Set problem =
Your task is to copy every line of the records below that contains "stroke".

## start Task input

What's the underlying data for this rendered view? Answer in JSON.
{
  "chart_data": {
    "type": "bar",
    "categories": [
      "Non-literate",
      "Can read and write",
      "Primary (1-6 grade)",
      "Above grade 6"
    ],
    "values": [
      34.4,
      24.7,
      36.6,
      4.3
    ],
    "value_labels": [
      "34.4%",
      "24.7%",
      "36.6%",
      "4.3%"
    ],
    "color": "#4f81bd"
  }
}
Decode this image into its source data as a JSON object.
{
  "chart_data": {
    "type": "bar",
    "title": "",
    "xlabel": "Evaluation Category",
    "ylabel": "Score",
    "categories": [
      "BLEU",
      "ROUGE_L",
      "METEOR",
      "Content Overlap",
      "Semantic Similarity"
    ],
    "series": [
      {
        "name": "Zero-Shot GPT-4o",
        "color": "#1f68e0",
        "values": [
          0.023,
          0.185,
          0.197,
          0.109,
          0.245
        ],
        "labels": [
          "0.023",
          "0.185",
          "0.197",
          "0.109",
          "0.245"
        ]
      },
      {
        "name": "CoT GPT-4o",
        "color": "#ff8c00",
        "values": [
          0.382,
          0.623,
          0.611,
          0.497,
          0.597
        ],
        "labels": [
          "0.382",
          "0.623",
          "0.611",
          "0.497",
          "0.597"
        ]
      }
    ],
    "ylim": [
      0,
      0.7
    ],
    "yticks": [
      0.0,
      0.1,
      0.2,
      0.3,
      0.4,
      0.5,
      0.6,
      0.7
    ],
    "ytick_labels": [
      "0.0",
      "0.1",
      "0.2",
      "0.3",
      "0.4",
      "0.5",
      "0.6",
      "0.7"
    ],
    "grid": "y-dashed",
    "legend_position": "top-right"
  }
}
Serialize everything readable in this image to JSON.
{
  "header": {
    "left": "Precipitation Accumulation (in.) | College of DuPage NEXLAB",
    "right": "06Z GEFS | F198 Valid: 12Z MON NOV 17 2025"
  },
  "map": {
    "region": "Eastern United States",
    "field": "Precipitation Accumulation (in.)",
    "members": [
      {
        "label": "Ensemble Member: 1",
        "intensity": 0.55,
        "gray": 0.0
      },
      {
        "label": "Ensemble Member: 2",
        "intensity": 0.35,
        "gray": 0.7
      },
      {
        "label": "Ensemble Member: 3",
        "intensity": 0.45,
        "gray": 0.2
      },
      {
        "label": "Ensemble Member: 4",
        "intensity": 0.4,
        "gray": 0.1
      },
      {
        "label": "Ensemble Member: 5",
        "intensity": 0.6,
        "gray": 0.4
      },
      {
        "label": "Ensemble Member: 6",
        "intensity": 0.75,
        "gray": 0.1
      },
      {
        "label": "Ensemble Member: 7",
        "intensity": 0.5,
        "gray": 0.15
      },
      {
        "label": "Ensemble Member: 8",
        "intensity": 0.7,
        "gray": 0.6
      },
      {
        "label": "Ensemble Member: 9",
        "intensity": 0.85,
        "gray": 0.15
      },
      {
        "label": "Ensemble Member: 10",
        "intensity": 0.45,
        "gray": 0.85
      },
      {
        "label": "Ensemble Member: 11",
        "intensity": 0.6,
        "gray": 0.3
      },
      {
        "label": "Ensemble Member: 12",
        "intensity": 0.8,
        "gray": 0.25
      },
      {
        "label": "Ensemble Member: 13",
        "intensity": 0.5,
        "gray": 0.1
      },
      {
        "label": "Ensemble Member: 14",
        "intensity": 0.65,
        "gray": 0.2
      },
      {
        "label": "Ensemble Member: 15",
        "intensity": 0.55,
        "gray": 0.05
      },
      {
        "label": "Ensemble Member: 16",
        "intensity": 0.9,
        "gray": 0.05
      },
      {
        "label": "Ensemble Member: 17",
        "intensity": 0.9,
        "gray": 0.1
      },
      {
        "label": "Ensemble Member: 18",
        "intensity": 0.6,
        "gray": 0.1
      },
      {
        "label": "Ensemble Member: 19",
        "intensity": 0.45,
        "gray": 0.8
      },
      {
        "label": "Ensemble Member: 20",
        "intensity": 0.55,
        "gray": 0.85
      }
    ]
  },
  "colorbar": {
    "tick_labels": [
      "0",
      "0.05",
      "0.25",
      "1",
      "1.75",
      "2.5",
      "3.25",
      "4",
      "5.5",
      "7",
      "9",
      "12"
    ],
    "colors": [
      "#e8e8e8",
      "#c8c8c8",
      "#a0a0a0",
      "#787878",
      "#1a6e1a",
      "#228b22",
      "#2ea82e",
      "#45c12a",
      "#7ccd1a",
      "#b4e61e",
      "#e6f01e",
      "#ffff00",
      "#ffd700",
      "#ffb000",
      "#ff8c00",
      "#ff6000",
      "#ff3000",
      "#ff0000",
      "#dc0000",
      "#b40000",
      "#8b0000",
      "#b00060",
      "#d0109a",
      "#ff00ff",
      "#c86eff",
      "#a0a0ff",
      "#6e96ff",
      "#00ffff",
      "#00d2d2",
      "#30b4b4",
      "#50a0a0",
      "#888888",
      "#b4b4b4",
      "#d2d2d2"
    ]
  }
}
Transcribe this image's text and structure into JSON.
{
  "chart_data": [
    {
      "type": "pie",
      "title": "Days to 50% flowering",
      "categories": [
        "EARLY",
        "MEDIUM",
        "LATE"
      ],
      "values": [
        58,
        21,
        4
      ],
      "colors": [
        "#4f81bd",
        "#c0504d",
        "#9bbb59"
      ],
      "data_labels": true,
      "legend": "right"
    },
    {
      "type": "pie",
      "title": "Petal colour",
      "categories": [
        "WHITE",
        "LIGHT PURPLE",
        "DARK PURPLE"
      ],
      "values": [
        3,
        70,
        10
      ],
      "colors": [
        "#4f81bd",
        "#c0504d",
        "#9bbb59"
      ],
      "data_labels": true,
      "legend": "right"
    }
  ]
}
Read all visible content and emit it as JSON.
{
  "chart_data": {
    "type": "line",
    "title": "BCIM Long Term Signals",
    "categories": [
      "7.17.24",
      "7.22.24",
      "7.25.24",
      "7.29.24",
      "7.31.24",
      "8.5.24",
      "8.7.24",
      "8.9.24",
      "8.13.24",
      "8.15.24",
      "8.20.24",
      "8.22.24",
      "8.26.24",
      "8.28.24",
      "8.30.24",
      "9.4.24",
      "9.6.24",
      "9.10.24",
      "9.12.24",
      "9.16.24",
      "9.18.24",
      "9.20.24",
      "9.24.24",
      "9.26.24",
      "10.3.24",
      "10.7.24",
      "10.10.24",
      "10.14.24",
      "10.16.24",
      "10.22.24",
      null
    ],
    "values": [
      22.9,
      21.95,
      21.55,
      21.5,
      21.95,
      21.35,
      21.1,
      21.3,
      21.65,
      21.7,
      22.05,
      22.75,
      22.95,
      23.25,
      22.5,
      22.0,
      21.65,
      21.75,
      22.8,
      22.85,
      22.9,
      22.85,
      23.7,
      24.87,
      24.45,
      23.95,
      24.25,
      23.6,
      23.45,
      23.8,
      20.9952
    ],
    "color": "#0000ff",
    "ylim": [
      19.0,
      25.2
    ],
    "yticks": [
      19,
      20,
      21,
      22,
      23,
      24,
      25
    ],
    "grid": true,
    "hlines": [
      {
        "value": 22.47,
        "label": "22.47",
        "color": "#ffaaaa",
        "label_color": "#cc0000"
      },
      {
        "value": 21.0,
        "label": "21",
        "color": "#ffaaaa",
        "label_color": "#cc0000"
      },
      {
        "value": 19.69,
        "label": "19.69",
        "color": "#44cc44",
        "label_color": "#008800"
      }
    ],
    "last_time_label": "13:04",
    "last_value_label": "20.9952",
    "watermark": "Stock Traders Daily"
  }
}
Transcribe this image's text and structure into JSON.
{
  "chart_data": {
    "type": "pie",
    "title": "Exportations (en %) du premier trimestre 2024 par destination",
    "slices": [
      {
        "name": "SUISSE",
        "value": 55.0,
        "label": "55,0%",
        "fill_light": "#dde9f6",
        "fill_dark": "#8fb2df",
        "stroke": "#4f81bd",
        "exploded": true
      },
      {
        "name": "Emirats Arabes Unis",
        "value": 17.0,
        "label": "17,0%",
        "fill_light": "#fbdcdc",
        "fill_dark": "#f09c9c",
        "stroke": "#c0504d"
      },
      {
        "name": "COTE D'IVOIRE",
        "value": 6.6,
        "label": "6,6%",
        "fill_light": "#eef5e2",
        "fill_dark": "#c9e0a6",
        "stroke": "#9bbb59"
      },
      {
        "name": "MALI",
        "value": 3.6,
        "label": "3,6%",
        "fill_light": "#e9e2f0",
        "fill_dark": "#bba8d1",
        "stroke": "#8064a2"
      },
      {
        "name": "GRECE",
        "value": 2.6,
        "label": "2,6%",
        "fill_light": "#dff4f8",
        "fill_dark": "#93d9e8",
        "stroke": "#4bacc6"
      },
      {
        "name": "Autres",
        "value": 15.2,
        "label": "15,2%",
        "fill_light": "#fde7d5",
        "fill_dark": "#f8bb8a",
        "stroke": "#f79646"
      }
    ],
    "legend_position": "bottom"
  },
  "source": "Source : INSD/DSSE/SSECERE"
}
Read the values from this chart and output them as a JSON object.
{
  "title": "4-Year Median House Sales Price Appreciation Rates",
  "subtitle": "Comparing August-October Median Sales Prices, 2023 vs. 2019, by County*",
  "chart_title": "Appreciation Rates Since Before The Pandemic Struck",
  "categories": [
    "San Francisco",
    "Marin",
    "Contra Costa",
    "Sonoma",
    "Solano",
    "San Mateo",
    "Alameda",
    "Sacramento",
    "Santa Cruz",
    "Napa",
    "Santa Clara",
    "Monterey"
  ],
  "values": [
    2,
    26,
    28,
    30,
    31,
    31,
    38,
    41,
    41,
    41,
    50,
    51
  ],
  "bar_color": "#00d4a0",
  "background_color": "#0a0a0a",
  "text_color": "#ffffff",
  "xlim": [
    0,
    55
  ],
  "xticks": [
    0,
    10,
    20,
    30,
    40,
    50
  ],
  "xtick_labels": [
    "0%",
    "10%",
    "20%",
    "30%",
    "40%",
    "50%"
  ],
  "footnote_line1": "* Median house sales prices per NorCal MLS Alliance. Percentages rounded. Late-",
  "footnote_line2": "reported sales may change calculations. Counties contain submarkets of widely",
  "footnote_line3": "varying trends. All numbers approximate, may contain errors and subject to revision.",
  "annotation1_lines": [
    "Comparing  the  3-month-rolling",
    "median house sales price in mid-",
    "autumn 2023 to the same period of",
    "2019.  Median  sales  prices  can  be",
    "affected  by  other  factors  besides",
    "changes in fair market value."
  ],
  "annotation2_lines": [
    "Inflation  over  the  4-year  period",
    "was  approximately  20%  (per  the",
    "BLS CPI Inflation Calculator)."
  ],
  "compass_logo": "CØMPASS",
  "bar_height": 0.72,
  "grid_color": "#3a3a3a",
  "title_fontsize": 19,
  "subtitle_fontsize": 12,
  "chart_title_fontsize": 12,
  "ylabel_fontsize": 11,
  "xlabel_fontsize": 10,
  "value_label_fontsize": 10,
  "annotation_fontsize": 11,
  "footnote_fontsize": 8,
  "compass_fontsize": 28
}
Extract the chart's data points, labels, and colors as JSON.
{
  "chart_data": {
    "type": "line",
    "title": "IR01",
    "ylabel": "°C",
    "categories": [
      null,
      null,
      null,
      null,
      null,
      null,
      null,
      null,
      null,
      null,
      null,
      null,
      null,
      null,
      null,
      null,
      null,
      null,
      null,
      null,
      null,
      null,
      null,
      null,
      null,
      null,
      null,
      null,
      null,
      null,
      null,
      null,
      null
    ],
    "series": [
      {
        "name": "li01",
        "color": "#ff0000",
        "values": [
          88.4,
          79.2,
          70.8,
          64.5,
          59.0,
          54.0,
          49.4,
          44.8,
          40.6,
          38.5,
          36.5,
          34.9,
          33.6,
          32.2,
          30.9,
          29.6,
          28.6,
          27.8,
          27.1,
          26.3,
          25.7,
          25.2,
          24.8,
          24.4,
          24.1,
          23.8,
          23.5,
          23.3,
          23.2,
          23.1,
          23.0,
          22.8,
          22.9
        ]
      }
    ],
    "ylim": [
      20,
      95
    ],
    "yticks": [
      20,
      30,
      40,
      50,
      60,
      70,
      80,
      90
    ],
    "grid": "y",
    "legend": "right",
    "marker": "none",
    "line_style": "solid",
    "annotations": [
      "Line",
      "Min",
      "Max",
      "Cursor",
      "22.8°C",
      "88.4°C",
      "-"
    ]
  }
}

## end Task input

Answer for the task =
        "stroke": "#4f81bd",
        "stroke": "#c0504d"
        "stroke": "#9bbb59"
        "stroke": "#8064a2"
        "stroke": "#4bacc6"
        "stroke": "#f79646"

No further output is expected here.